**COMPITI DA SVOLGERE:**
[a] Secondo l'articolo su Be Sm/ART, chi ha ideato il progetto?
[b] Prosegui l'articolo su Be Sm/ART, riprendendo subito dopo la sua ultima frase.

Non sei registrato? Registrati.
SAVONA | Campus universitario di Savona | 17 dicembre 2015 – evento conclusivo Be Sm/ART

Intervista a EMILIANA SABIU (CHERIMUS) di Valeria Barbera

Come sarà la Smart City, la città del futuro, sostenibile e costruita attorno ai bisogni di chi la vive? E soprattutto quali sono i migliori linguaggi attraverso cui immaginarla e progettarla?
Giovedì 17 dicembre 2015, al Campus Universitario di Savona, si è tenuta la giornata conclusiva di Be Sm/ART, progetto di ricerca multidisciplinare ideato dalla curatrice Tiziana Casapietra, che ha coinvolto gli artisti di Cherimus (Simone Berti, Derek Di Fabio, Isa Griese, Isamit Morales, Andrea Rossi, Matteo Rubbi, Emiliana Sabiu e Carlo Spiga), i docenti, i ricercatori e gli studenti della Facoltà di Ingegneria del Campus di Savona (Università di Genova) e associazioni che sul territorio si occupano di teatro, danza e scienza.

Campus di Savona_courtesy of 5+1AA Architectures_photo credit Ernesta Caviola1
Gli artisti, durante la loro residenza, hanno organizzato numerosi laboratori, incursioni teatrali nelle aule e un flash mob di danza in biblioteca e nel cortile: un progetto corale che, partendo dai laboratori per bambini sulla città del futuro tenuti dal Teatro dei Cattivi Maestri, ha coinvolto in varie fasi studenti, ricercatori, docenti, la Campuswave radio, i ragazzi dell’Associazione Giovani per la scienza e l’associazione Atmosfera Danza. Gli esiti della ricerca, presentati in anteprima venerdì 11 dicembre al Museo d’Arte Contemporanea di Villa Croce di Genova, al polo universitario di Savona sono diventati una vera e propria festa, un’occasione per mostrare al pubblico sia i risultati “tangibili” di questo programma – il 30 a pedali, una grande installazione luminosa, un prototipo a forma di numero trenta, e un casco luminoso, azionati entrambi dal movimento dei pedali – sia i video delle varie fasi del processo di ricerca durato circa tre mesi.

**INFORMAZIONI ESTRATTE:**
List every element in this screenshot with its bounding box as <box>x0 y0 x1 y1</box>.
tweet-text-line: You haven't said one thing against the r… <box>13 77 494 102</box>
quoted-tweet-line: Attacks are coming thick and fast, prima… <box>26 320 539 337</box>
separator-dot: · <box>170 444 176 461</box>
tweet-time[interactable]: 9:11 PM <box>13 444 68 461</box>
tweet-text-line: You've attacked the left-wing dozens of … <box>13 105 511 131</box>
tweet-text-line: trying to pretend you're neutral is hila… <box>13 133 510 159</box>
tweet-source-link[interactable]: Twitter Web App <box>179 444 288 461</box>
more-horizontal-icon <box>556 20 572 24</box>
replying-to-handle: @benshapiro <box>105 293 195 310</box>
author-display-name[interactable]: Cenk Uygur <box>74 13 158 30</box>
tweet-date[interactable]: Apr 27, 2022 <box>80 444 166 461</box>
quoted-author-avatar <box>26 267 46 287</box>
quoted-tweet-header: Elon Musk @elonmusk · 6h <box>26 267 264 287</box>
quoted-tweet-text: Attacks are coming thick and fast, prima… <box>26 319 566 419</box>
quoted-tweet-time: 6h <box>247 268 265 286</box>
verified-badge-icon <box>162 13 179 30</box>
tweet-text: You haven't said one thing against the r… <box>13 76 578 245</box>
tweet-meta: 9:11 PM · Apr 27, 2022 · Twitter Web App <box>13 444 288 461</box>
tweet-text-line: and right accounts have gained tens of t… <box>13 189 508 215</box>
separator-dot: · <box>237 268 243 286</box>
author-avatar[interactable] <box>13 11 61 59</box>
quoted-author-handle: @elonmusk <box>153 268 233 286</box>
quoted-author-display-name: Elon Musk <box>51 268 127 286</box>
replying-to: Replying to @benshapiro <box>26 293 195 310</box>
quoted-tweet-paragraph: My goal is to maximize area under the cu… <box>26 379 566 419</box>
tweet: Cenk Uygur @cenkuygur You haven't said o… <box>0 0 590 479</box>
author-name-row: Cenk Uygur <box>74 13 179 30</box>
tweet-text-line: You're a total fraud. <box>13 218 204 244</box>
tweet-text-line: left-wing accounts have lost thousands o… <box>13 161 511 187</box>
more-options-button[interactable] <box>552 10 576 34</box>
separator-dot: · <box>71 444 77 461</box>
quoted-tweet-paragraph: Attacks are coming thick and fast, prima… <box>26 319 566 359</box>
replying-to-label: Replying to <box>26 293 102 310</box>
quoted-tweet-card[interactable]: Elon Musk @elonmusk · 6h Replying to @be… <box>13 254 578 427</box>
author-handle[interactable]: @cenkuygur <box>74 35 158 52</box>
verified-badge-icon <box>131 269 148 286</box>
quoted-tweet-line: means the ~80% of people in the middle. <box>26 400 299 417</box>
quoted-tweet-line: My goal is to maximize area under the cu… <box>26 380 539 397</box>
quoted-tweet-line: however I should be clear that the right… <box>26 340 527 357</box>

**RISPOSTE IN ORDINE:**
[a] La curatrice Tiziana Casapietra.

[b]
Durante la serata conclusiva ci siamo fatti raccontare da Emiliana Sabiu di Cherimus quali sono stati i risultati di questa ricerca multidisciplinare e condivisa portata avanti da un gruppo così eterogeneo.

Proiezione video Be Smart (zlato donchev)
Be Sm/ART è stato un lungo e complesso progetto partecipato che ha attraversato numerose fasi e coinvolto le molte anime che vivono il Campus Universitario di Savona. Come avete deciso cosa presentare durante questa giornata conclusiva in grado di sintetizzare questo lungo processo?
Questa scelta in effetti è stata molto complessa perché gli stimoli ricevuti durante le prime due settimane di vita e lavoro all’interno del Campus sono stati davvero tanti. Ci siamo confrontati sia con gli studenti, con laboratori da cui sono nate la maggior parte delle cose che sono state presentate questa sera, ma abbiamo avuto anche l’occasione di entrare in contatto con alcune realtà che animano il Campus come la web radio Campuswave (che ha seguito e documentato in streaming i flash mob e le incursioni teatrali nelle aule) e l’Associazione Giovani per la Scienza (che organizza tutti i venerdì incontri al campus per approfondire gli studi matematici e di fisica quantistica) e con altre organizzazioni del territorio come l’associazione Atmosfera Danza e la compagnia teatrale Teatro dei Cattivi Maestri. Proprio il rapporto con loro è stato molto interessante perché sono tutti mondi molto diversi da noi, ad esempio i ragazzi della web radio sono giovanissimi e hanno avuto una cognizione molto parziale di quello che facciamo noi perché non c’è stato abbastanza tempo per dar vita ad un confronto approfondito, se non con la loro responsabile. Però è interessante quanto anche loro siano rimasti stupiti dalla nostra collaborazione. Un po’ come tutti. Gli studenti di Ingegneria che abbiamo invitato a partecipare, infatti, hanno aderito convinti inizialmente di dover “solamente” tradurre in prototipi concreti le idee e le invenzioni emerse durante i laboratori che il Teatro dei Cattivi Maestri hanno tenuto con i bambini di Savona, ma poi gli studenti hanno tirato fuori il loro lato più artistico contribuendo in modo diverso e più completo a Be Sm/ART.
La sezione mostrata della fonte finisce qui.